THE PROBLEM ▸ Quote the entries in full, character for character, without their images.

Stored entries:

--------------------------------

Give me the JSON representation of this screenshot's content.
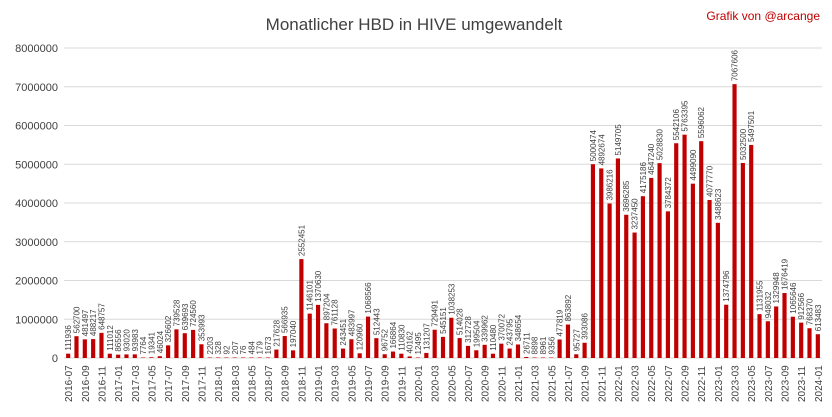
{
  "chart_data": {
    "type": "bar",
    "title": "Monatlicher HBD in HIVE umgewandelt",
    "credit": "Grafik von @arcange",
    "xlabel": "",
    "ylabel": "",
    "ylim": [
      0,
      8000000
    ],
    "yticks": [
      "0",
      "1000000",
      "2000000",
      "3000000",
      "4000000",
      "5000000",
      "6000000",
      "7000000",
      "8000000"
    ],
    "ytick_values": [
      0,
      1000000,
      2000000,
      3000000,
      4000000,
      5000000,
      6000000,
      7000000,
      8000000
    ],
    "grid": true,
    "bar_color": "#c00000",
    "categories": [
      "2016-07",
      "2016-08",
      "2016-09",
      "2016-10",
      "2016-11",
      "2016-12",
      "2017-01",
      "2017-02",
      "2017-03",
      "2017-04",
      "2017-05",
      "2017-06",
      "2017-07",
      "2017-08",
      "2017-09",
      "2017-10",
      "2017-11",
      "2017-12",
      "2018-01",
      "2018-02",
      "2018-03",
      "2018-04",
      "2018-05",
      "2018-06",
      "2018-07",
      "2018-08",
      "2018-09",
      "2018-10",
      "2018-11",
      "2018-12",
      "2019-01",
      "2019-02",
      "2019-03",
      "2019-04",
      "2019-05",
      "2019-06",
      "2019-07",
      "2019-08",
      "2019-09",
      "2019-10",
      "2019-11",
      "2019-12",
      "2020-01",
      "2020-02",
      "2020-03",
      "2020-04",
      "2020-05",
      "2020-06",
      "2020-07",
      "2020-08",
      "2020-09",
      "2020-10",
      "2020-11",
      "2020-12",
      "2021-01",
      "2021-02",
      "2021-03",
      "2021-04",
      "2021-05",
      "2021-06",
      "2021-07",
      "2021-08",
      "2021-09",
      "2021-10",
      "2021-11",
      "2021-12",
      "2022-01",
      "2022-02",
      "2022-03",
      "2022-04",
      "2022-05",
      "2022-06",
      "2022-07",
      "2022-08",
      "2022-09",
      "2022-10",
      "2022-11",
      "2022-12",
      "2023-01",
      "2023-02",
      "2023-03",
      "2023-04",
      "2023-05",
      "2023-06",
      "2023-07",
      "2023-08",
      "2023-09",
      "2023-10",
      "2023-11",
      "2023-12",
      "2024-01"
    ],
    "xtick_labels": [
      "2016-07",
      "2016-09",
      "2016-11",
      "2017-01",
      "2017-03",
      "2017-05",
      "2017-07",
      "2017-09",
      "2017-11",
      "2018-01",
      "2018-03",
      "2018-05",
      "2018-07",
      "2018-09",
      "2018-11",
      "2019-01",
      "2019-03",
      "2019-05",
      "2019-07",
      "2019-09",
      "2019-11",
      "2020-01",
      "2020-03",
      "2020-05",
      "2020-07",
      "2020-09",
      "2020-11",
      "2021-01",
      "2021-03",
      "2021-05",
      "2021-07",
      "2021-09",
      "2021-11",
      "2022-01",
      "2022-03",
      "2022-05",
      "2022-07",
      "2022-09",
      "2022-11",
      "2023-01",
      "2023-03",
      "2023-05",
      "2023-07",
      "2023-09",
      "2023-11",
      "2024-01"
    ],
    "values": [
      111936,
      562700,
      481497,
      488217,
      648757,
      111012,
      86556,
      93020,
      93983,
      7764,
      19341,
      46024,
      326602,
      739528,
      639693,
      724560,
      353993,
      2203,
      328,
      92,
      207,
      76,
      484,
      179,
      1673,
      217628,
      566935,
      197040,
      2552451,
      1146101,
      1370630,
      897204,
      761128,
      243451,
      483997,
      120960,
      1068566,
      512443,
      96752,
      166864,
      110830,
      40162,
      12495,
      131207,
      729491,
      545151,
      1038253,
      514028,
      312728,
      199504,
      339962,
      110480,
      370072,
      243795,
      348654,
      26711,
      8898,
      8961,
      9356,
      477819,
      863892,
      95727,
      393086,
      5000474,
      4892674,
      3986216,
      5149705,
      3696285,
      3237450,
      4175186,
      4647240,
      5028830,
      3784372,
      5542106,
      5763395,
      4499090,
      5596062,
      4077770,
      3488623,
      1374796,
      7067606,
      5032500,
      5497501,
      1131955,
      948032,
      1329948,
      1676419,
      1065646,
      912566,
      768370,
      613483
    ]
  }
}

--------------------------------

SOLUTION FOR THIS PROBLEM ▸
Give me the JSON representation of this screenshot's content.
{
  "chart_data": {
    "type": "bar",
    "title": "Monatlicher HBD in HIVE umgewandelt",
    "credit": "Grafik von @arcange",
    "xlabel": "",
    "ylabel": "",
    "ylim": [
      0,
      8000000
    ],
    "yticks": [
      "0",
      "1000000",
      "2000000",
      "3000000",
      "4000000",
      "5000000",
      "6000000",
      "7000000",
      "8000000"
    ],
    "ytick_values": [
      0,
      1000000,
      2000000,
      3000000,
      4000000,
      5000000,
      6000000,
      7000000,
      8000000
    ],
    "grid": true,
    "bar_color": "#c00000",
    "categories": [
      "2016-07",
      "2016-08",
      "2016-09",
      "2016-10",
      "2016-11",
      "2016-12",
      "2017-01",
      "2017-02",
      "2017-03",
      "2017-04",
      "2017-05",
      "2017-06",
      "2017-07",
      "2017-08",
      "2017-09",
      "2017-10",
      "2017-11",
      "2017-12",
      "2018-01",
      "2018-02",
      "2018-03",
      "2018-04",
      "2018-05",
      "2018-06",
      "2018-07",
      "2018-08",
      "2018-09",
      "2018-10",
      "2018-11",
      "2018-12",
      "2019-01",
      "2019-02",
      "2019-03",
      "2019-04",
      "2019-05",
      "2019-06",
      "2019-07",
      "2019-08",
      "2019-09",
      "2019-10",
      "2019-11",
      "2019-12",
      "2020-01",
      "2020-02",
      "2020-03",
      "2020-04",
      "2020-05",
      "2020-06",
      "2020-07",
      "2020-08",
      "2020-09",
      "2020-10",
      "2020-11",
      "2020-12",
      "2021-01",
      "2021-02",
      "2021-03",
      "2021-04",
      "2021-05",
      "2021-06",
      "2021-07",
      "2021-08",
      "2021-09",
      "2021-10",
      "2021-11",
      "2021-12",
      "2022-01",
      "2022-02",
      "2022-03",
      "2022-04",
      "2022-05",
      "2022-06",
      "2022-07",
      "2022-08",
      "2022-09",
      "2022-10",
      "2022-11",
      "2022-12",
      "2023-01",
      "2023-02",
      "2023-03",
      "2023-04",
      "2023-05",
      "2023-06",
      "2023-07",
      "2023-08",
      "2023-09",
      "2023-10",
      "2023-11",
      "2023-12",
      "2024-01"
    ],
    "xtick_labels": [
      "2016-07",
      "2016-09",
      "2016-11",
      "2017-01",
      "2017-03",
      "2017-05",
      "2017-07",
      "2017-09",
      "2017-11",
      "2018-01",
      "2018-03",
      "2018-05",
      "2018-07",
      "2018-09",
      "2018-11",
      "2019-01",
      "2019-03",
      "2019-05",
      "2019-07",
      "2019-09",
      "2019-11",
      "2020-01",
      "2020-03",
      "2020-05",
      "2020-07",
      "2020-09",
      "2020-11",
      "2021-01",
      "2021-03",
      "2021-05",
      "2021-07",
      "2021-09",
      "2021-11",
      "2022-01",
      "2022-03",
      "2022-05",
      "2022-07",
      "2022-09",
      "2022-11",
      "2023-01",
      "2023-03",
      "2023-05",
      "2023-07",
      "2023-09",
      "2023-11",
      "2024-01"
    ],
    "values": [
      111936,
      562700,
      481497,
      488217,
      648757,
      111012,
      86556,
      93020,
      93983,
      7764,
      19341,
      46024,
      326602,
      739528,
      639693,
      724560,
      353993,
      2203,
      328,
      92,
      207,
      76,
      484,
      179,
      1673,
      217628,
      566935,
      197040,
      2552451,
      1146101,
      1370630,
      897204,
      761128,
      243451,
      483997,
      120960,
      1068566,
      512443,
      96752,
      166864,
      110830,
      40162,
      12495,
      131207,
      729491,
      545151,
      1038253,
      514028,
      312728,
      199504,
      339962,
      110480,
      370072,
      243795,
      348654,
      26711,
      8898,
      8961,
      9356,
      477819,
      863892,
      95727,
      393086,
      5000474,
      4892674,
      3986216,
      5149705,
      3696285,
      3237450,
      4175186,
      4647240,
      5028830,
      3784372,
      5542106,
      5763395,
      4499090,
      5596062,
      4077770,
      3488623,
      1374796,
      7067606,
      5032500,
      5497501,
      1131955,
      948032,
      1329948,
      1676419,
      1065646,
      912566,
      768370,
      613483
    ]
  }
}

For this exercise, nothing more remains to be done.